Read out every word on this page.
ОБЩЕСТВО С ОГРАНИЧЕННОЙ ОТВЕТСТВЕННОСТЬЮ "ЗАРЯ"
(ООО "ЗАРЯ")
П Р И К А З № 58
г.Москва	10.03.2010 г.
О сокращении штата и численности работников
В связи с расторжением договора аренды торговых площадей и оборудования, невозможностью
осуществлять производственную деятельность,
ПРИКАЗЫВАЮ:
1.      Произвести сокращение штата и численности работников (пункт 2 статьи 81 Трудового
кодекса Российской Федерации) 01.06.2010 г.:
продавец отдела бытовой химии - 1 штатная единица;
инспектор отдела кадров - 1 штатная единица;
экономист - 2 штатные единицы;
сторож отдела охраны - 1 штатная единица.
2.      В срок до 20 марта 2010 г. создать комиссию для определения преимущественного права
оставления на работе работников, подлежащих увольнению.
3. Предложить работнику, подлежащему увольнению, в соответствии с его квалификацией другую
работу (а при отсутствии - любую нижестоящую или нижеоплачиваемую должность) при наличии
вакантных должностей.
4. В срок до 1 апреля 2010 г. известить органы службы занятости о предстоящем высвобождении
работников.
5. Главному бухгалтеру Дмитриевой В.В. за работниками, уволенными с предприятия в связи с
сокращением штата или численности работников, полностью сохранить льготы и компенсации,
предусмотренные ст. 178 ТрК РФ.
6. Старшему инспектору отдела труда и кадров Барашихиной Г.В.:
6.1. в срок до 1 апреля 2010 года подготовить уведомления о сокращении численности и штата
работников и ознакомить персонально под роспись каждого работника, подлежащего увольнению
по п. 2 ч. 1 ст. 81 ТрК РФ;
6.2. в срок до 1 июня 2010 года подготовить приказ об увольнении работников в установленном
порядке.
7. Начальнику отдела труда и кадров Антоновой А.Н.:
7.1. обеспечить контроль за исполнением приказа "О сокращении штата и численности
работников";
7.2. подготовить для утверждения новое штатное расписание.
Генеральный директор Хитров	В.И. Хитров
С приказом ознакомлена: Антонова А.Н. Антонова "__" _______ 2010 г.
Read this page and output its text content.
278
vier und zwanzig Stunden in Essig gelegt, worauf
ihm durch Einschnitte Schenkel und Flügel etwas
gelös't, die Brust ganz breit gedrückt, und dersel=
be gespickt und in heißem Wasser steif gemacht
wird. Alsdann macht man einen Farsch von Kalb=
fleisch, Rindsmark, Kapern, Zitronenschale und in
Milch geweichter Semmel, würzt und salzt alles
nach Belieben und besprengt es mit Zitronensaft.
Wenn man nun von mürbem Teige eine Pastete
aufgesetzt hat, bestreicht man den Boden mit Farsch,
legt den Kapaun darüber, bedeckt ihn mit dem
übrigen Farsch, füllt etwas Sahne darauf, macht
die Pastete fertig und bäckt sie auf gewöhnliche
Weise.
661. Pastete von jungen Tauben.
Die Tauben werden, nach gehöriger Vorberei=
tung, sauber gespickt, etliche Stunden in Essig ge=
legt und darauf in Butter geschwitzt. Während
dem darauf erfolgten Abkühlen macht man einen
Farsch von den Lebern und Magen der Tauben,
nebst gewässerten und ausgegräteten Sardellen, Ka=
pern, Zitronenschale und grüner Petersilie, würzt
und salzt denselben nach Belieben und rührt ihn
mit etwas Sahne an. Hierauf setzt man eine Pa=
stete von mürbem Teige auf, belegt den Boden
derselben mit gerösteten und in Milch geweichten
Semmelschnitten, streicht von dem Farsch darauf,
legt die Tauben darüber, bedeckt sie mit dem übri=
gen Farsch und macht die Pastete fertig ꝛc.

==============================

**Problem statement**
Return all of the entries word for word.

**Exercise response**
Read out every word on this page.
ОБЩЕСТВО С ОГРАНИЧЕННОЙ ОТВЕТСТВЕННОСТЬЮ "ЗАРЯ"
(ООО "ЗАРЯ")
П Р И К А З № 58
г.Москва	10.03.2010 г.
О сокращении штата и численности работников
В связи с расторжением договора аренды торговых площадей и оборудования, невозможностью
осуществлять производственную деятельность,
ПРИКАЗЫВАЮ:
1.      Произвести сокращение штата и численности работников (пункт 2 статьи 81 Трудового
кодекса Российской Федерации) 01.06.2010 г.:
продавец отдела бытовой химии - 1 штатная единица;
инспектор отдела кадров - 1 штатная единица;
экономист - 2 штатные единицы;
сторож отдела охраны - 1 штатная единица.
2.      В срок до 20 марта 2010 г. создать комиссию для определения преимущественного права
оставления на работе работников, подлежащих увольнению.
3. Предложить работнику, подлежащему увольнению, в соответствии с его квалификацией другую
работу (а при отсутствии - любую нижестоящую или нижеоплачиваемую должность) при наличии
вакантных должностей.
4. В срок до 1 апреля 2010 г. известить органы службы занятости о предстоящем высвобождении
работников.
5. Главному бухгалтеру Дмитриевой В.В. за работниками, уволенными с предприятия в связи с
сокращением штата или численности работников, полностью сохранить льготы и компенсации,
предусмотренные ст. 178 ТрК РФ.
6. Старшему инспектору отдела труда и кадров Барашихиной Г.В.:
6.1. в срок до 1 апреля 2010 года подготовить уведомления о сокращении численности и штата
работников и ознакомить персонально под роспись каждого работника, подлежащего увольнению
по п. 2 ч. 1 ст. 81 ТрК РФ;
6.2. в срок до 1 июня 2010 года подготовить приказ об увольнении работников в установленном
порядке.
7. Начальнику отдела труда и кадров Антоновой А.Н.:
7.1. обеспечить контроль за исполнением приказа "О сокращении штата и численности
работников";
7.2. подготовить для утверждения новое штатное расписание.
Генеральный директор Хитров	В.И. Хитров
С приказом ознакомлена: Антонова А.Н. Антонова "__" _______ 2010 г.
Read this page and output its text content.
278
vier und zwanzig Stunden in Essig gelegt, worauf
ihm durch Einschnitte Schenkel und Flügel etwas
gelös't, die Brust ganz breit gedrückt, und dersel=
be gespickt und in heißem Wasser steif gemacht
wird. Alsdann macht man einen Farsch von Kalb=
fleisch, Rindsmark, Kapern, Zitronenschale und in
Milch geweichter Semmel, würzt und salzt alles
nach Belieben und besprengt es mit Zitronensaft.
Wenn man nun von mürbem Teige eine Pastete
aufgesetzt hat, bestreicht man den Boden mit Farsch,
legt den Kapaun darüber, bedeckt ihn mit dem
übrigen Farsch, füllt etwas Sahne darauf, macht
die Pastete fertig und bäckt sie auf gewöhnliche
Weise.
661. Pastete von jungen Tauben.
Die Tauben werden, nach gehöriger Vorberei=
tung, sauber gespickt, etliche Stunden in Essig ge=
legt und darauf in Butter geschwitzt. Während
dem darauf erfolgten Abkühlen macht man einen
Farsch von den Lebern und Magen der Tauben,
nebst gewässerten und ausgegräteten Sardellen, Ka=
pern, Zitronenschale und grüner Petersilie, würzt
und salzt denselben nach Belieben und rührt ihn
mit etwas Sahne an. Hierauf setzt man eine Pa=
stete von mürbem Teige auf, belegt den Boden
derselben mit gerösteten und in Milch geweichten
Semmelschnitten, streicht von dem Farsch darauf,
legt die Tauben darüber, bedeckt sie mit dem übri=
gen Farsch und macht die Pastete fertig ꝛc.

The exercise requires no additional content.